__Quoted passage__

The website of Americans Elect, a nonpartisan group that is set out to mount an alternative presidential candidate in 2012, exhorts visitors: “You have the power to help break gridlock and change politics as usual.”
But campaign finance watchdogs complain that, far from changing the status quo, Americans Elect may be violating tax laws and furthering the trend toward secrecy in political campaigns.
In a letter to the IRS, Democracy 21 and the Campaign Legal Center complain that Americans Elect and three other politically active nonprofit groups do not deserve tax-exempt status.
“There is absolutely no question in my mind that Americans Elect, which is getting on the ballot as a political party, is not entitled to 501(c)(4) tax-exempt status,” said Fred Wertheimer, president of Democracy 21. “A political party cannot qualify as a social welfare organization.”
The complaint also names Crossroads GPS, the GOP-friendly nonprofit affiliated with the super PAC American Crossroads; Priorities USA, a nonprofit backing President Barack Obama; and the conservative American Action Network.
Americans Elect “should not be lumped in with groups like that,” countered the nonpartisan group’s outside counsel, Daniel Winslow. Americans Elect organizers are seeking ballot access in all 50 states, using a website to invite voters to draft candidates, become delegates and help shape a platform.
“We are not a political party; we don’t have a candidate or candidates; we are a nominating process,” Americans Elect Press Secretary Ileana Wachtel said. The group will have a $30 million budget and has raised money from “thousands of small donors” and “a handful of large donors,” she said. Donors are free to identify themselves, but the group has no plans to disclose their names, she said.
But Wertheimer regards the case as open and shut.
“I ask anyone to explain to me how a political party can qualify as a social welfare organization,” said Wertheimer, whose group has responded on several fronts to escalating political activity by nonprofits. It has challenged the IRS to issue new regulations, helped mount a legal challenge to Federal Election Commission disclosure regulations and pushed to revive disclosure legislation on Capitol Hill.

__Provided records__
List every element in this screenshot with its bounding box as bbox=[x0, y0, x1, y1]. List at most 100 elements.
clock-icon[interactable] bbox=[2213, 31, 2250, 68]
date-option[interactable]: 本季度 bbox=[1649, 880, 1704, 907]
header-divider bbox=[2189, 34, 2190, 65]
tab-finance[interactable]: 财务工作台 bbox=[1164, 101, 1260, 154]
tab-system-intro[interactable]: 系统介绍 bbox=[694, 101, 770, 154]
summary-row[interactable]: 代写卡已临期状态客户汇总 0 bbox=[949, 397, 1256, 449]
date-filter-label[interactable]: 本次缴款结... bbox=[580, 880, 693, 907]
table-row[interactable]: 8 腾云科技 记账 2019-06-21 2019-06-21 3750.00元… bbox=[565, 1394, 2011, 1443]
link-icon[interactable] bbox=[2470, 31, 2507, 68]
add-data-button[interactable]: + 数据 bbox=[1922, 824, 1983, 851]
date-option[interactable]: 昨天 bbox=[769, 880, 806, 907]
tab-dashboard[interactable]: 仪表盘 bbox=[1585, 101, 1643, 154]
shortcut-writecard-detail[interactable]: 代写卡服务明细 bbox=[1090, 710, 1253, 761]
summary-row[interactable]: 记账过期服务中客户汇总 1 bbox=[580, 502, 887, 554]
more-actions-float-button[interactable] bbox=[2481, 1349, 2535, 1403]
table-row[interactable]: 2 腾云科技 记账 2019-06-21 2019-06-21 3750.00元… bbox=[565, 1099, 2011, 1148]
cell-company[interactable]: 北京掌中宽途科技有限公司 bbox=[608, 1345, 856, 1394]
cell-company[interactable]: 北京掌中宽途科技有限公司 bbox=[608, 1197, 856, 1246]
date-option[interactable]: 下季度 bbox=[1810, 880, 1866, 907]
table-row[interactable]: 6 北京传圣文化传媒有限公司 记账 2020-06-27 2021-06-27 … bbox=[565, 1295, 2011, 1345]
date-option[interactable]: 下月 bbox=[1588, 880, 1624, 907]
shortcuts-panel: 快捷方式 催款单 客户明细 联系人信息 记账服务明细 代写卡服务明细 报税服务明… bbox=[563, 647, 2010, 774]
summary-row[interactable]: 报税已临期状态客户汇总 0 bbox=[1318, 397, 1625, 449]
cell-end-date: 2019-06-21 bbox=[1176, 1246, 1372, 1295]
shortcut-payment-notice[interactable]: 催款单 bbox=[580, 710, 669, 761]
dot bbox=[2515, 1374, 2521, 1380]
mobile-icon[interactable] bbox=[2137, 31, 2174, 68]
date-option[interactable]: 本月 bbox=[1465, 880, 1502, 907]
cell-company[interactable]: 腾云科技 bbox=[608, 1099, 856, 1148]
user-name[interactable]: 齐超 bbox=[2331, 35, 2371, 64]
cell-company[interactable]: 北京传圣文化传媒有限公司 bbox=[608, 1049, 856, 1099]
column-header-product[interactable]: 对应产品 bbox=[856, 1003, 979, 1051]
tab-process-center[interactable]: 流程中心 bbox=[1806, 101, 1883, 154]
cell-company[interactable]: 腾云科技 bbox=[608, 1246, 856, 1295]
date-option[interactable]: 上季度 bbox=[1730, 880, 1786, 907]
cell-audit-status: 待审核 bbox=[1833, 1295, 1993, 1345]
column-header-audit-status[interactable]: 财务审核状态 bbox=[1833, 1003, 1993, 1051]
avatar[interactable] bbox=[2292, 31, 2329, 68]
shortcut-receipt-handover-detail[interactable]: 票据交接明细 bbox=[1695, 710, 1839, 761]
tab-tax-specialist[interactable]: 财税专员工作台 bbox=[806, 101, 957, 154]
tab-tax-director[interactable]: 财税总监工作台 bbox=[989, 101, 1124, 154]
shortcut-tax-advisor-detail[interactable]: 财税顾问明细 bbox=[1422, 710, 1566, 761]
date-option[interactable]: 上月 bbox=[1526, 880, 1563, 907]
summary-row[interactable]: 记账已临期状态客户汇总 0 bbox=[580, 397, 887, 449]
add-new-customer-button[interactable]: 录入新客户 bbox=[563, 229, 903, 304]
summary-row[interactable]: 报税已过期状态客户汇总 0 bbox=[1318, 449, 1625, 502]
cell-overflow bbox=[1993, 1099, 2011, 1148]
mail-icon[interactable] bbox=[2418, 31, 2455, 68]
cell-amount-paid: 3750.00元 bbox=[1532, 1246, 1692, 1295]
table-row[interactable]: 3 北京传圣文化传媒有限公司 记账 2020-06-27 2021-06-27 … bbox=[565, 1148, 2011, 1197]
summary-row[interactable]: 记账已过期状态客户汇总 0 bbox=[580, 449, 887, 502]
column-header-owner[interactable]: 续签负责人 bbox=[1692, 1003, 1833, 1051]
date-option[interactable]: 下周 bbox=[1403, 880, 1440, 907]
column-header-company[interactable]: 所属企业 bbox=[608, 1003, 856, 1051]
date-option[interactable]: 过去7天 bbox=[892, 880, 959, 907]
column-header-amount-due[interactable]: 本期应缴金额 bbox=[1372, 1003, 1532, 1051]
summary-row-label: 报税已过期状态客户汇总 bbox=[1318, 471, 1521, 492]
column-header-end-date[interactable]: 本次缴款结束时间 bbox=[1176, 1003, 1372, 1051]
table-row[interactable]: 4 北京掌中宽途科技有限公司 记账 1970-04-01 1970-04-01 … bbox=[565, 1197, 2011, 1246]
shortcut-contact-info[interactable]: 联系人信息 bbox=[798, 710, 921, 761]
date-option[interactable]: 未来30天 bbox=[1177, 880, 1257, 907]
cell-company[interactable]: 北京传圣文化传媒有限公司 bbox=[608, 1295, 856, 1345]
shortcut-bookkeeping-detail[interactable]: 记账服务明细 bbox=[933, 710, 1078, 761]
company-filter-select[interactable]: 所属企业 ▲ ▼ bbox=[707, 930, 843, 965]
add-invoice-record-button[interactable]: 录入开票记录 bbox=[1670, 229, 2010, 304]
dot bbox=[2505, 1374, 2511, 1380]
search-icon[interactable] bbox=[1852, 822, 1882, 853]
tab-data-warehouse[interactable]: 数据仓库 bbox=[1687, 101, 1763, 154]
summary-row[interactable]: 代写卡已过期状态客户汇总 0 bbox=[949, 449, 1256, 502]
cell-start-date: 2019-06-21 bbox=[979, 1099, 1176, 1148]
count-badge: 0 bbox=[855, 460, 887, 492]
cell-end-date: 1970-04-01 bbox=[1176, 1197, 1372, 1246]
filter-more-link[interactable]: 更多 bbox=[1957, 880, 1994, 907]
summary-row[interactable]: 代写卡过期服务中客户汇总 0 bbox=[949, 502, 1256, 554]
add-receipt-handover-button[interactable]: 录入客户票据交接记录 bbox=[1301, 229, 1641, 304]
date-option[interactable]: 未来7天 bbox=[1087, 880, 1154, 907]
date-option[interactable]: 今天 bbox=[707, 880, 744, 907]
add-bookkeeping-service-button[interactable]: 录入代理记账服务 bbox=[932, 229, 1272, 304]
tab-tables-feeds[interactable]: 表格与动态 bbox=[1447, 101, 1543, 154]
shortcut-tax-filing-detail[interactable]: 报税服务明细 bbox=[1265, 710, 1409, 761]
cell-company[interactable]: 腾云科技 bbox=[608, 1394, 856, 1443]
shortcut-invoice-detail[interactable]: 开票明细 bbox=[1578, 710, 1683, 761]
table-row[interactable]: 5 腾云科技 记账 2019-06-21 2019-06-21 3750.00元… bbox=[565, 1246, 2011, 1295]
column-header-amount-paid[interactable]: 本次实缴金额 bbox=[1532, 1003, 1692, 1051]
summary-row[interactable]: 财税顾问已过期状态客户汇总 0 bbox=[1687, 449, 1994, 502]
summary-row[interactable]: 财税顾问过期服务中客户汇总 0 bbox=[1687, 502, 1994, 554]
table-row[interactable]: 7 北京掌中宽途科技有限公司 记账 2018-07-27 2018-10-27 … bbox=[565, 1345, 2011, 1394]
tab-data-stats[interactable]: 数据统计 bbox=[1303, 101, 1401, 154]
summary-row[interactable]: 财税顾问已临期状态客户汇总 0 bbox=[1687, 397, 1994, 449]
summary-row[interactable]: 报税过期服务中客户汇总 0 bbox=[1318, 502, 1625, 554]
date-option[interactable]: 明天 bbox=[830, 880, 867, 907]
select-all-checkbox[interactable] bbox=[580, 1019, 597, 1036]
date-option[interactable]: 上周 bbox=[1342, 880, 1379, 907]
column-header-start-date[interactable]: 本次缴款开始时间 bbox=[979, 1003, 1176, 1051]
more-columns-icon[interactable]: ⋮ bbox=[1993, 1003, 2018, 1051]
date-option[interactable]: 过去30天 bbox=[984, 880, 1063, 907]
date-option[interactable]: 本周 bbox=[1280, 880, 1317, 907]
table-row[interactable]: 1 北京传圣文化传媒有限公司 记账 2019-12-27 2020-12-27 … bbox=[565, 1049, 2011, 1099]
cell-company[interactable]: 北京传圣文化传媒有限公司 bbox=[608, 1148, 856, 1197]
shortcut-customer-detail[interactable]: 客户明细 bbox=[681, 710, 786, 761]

__Exercise requirements__
• a. List the nonprofit groups that the complaint to the IRS, as described in the article about Americans Elect, says do not deserve tax-exempt status.
• b. Please copy, word for word, the part of the article about Americans Elect starting with "The website of" and going on through "deserve tax-exempt status.".

__Responses__
• a.
Americans Elect
Crossroads GPS
Priorities USA
American Action Network

• b.
The website of Americans Elect, a nonpartisan group that is set out to mount an alternative presidential candidate in 2012, exhorts visitors: “You have the power to help break gridlock and change politics as usual.”
But campaign finance watchdogs complain that, far from changing the status quo, Americans Elect may be violating tax laws and furthering the trend toward secrecy in political campaigns.
In a letter to the IRS, Democracy 21 and the Campaign Legal Center complain that Americans Elect and three other politically active nonprofit groups do not deserve tax-exempt status.